Problem to work on -
Look through the lines below and extract any with the word "JSON".

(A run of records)
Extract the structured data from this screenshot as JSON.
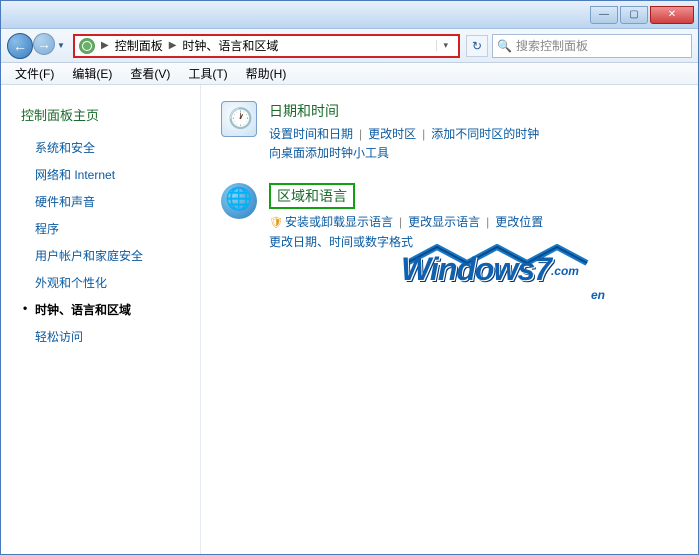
{
  "titlebar": {},
  "nav": {
    "breadcrumb_root": "控制面板",
    "breadcrumb_current": "时钟、语言和区域",
    "search_placeholder": "搜索控制面板"
  },
  "menu": {
    "file": "文件(F)",
    "edit": "编辑(E)",
    "view": "查看(V)",
    "tools": "工具(T)",
    "help": "帮助(H)"
  },
  "sidebar": {
    "title": "控制面板主页",
    "items": [
      "系统和安全",
      "网络和 Internet",
      "硬件和声音",
      "程序",
      "用户帐户和家庭安全",
      "外观和个性化",
      "时钟、语言和区域",
      "轻松访问"
    ],
    "active_index": 6
  },
  "content": {
    "datetime": {
      "title": "日期和时间",
      "link1": "设置时间和日期",
      "link2": "更改时区",
      "link3": "添加不同时区的时钟",
      "link4": "向桌面添加时钟小工具"
    },
    "region": {
      "title": "区域和语言",
      "link1": "安装或卸载显示语言",
      "link2": "更改显示语言",
      "link3": "更改位置",
      "link4": "更改日期、时间或数字格式"
    }
  },
  "watermark": {
    "text_main": "Windows7",
    "text_suffix_top": ".com",
    "text_suffix_bottom": "en"
  }
}
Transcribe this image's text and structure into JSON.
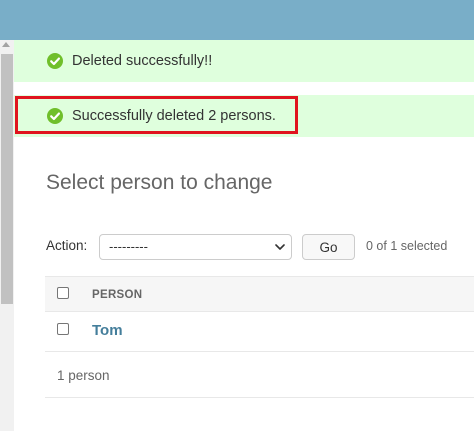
{
  "messages": [
    {
      "text": "Deleted successfully!!"
    },
    {
      "text": "Successfully deleted 2 persons."
    }
  ],
  "page": {
    "title": "Select person to change"
  },
  "actions": {
    "label": "Action:",
    "selected_option": "---------",
    "go_label": "Go",
    "selection_count": "0 of 1 selected"
  },
  "table": {
    "column_header": "PERSON",
    "rows": [
      {
        "name": "Tom"
      }
    ]
  },
  "paginator": {
    "text": "1 person"
  },
  "colors": {
    "header_bar": "#79aec8",
    "message_bg": "#dfffdd",
    "success_icon": "#70bf2b",
    "highlight": "#e0141e",
    "link": "#447e9b"
  },
  "icons": {
    "message": "success-check-icon",
    "select": "chevron-down-icon"
  }
}
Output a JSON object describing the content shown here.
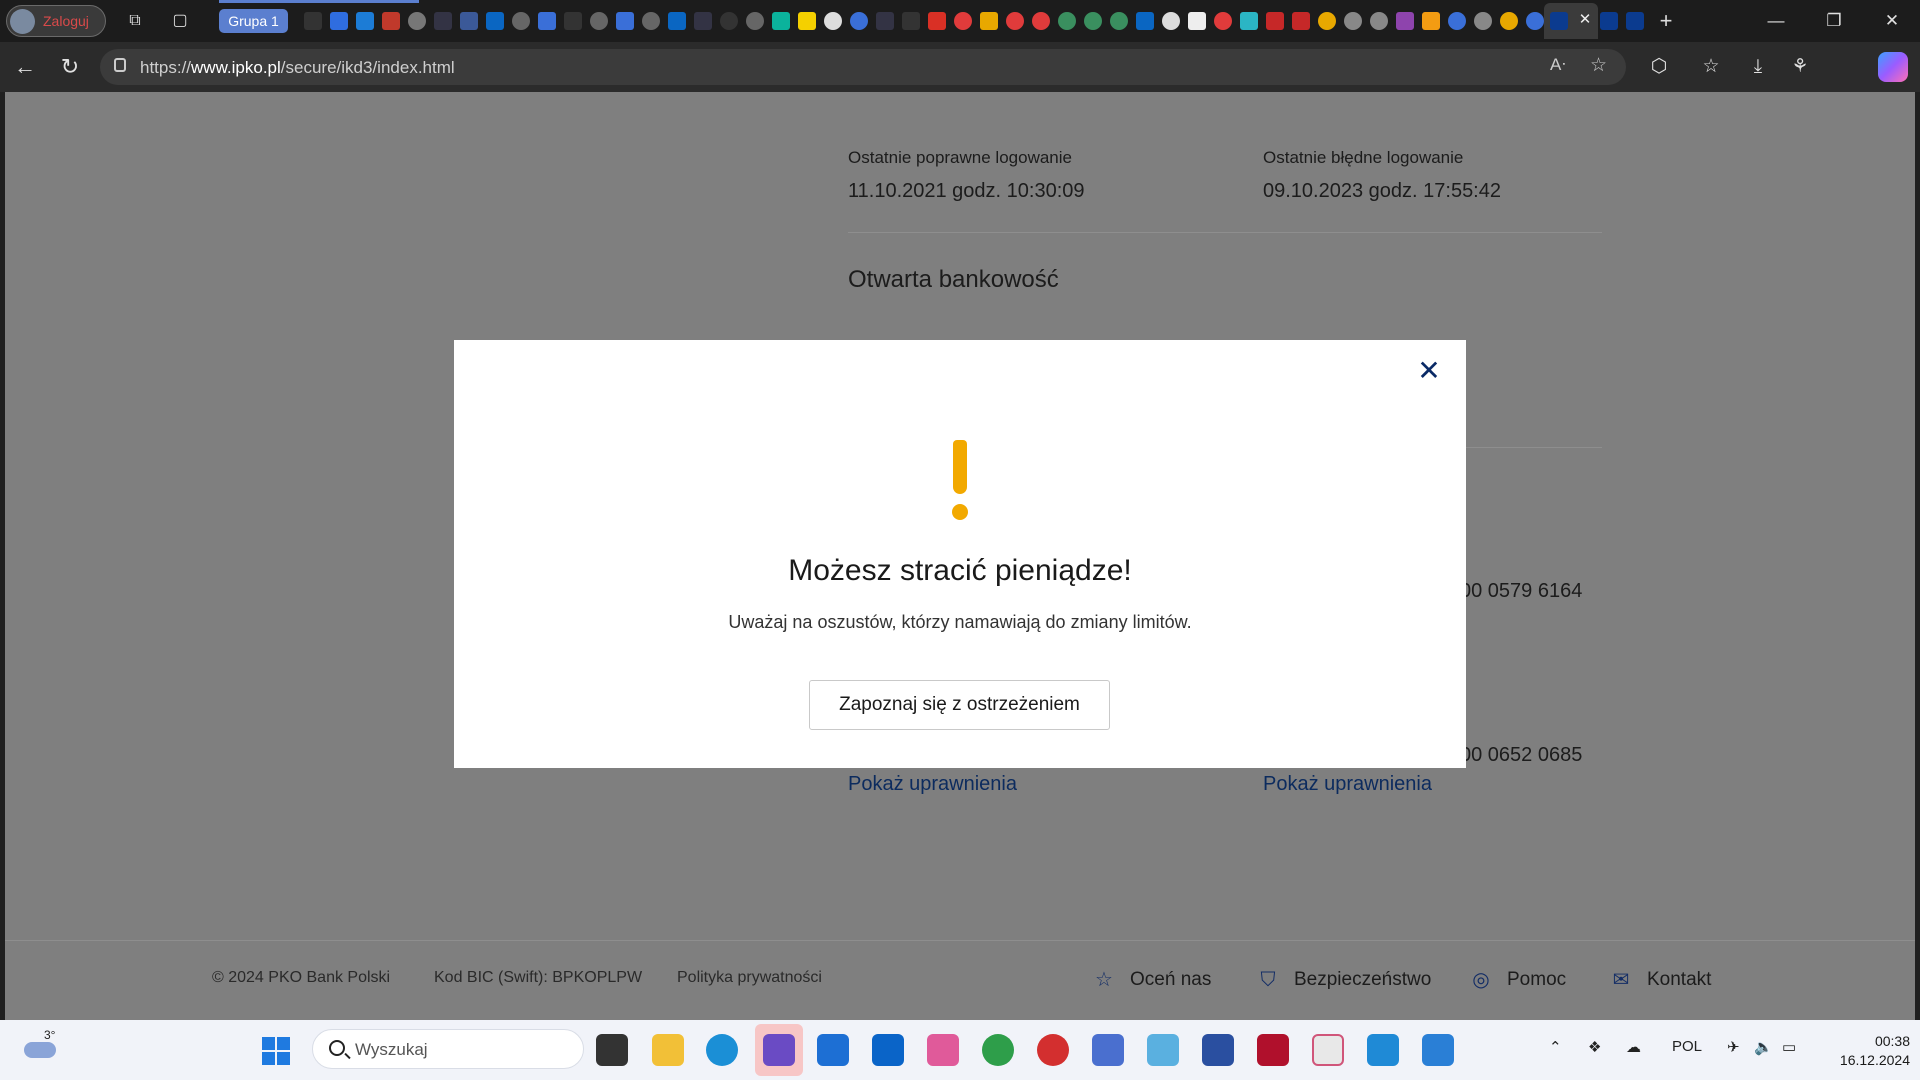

Written solution -
Extract the structured data from this screenshot as JSON.
Transcribe this image's text and structure into JSON.
Output a JSON object describing the content shown here.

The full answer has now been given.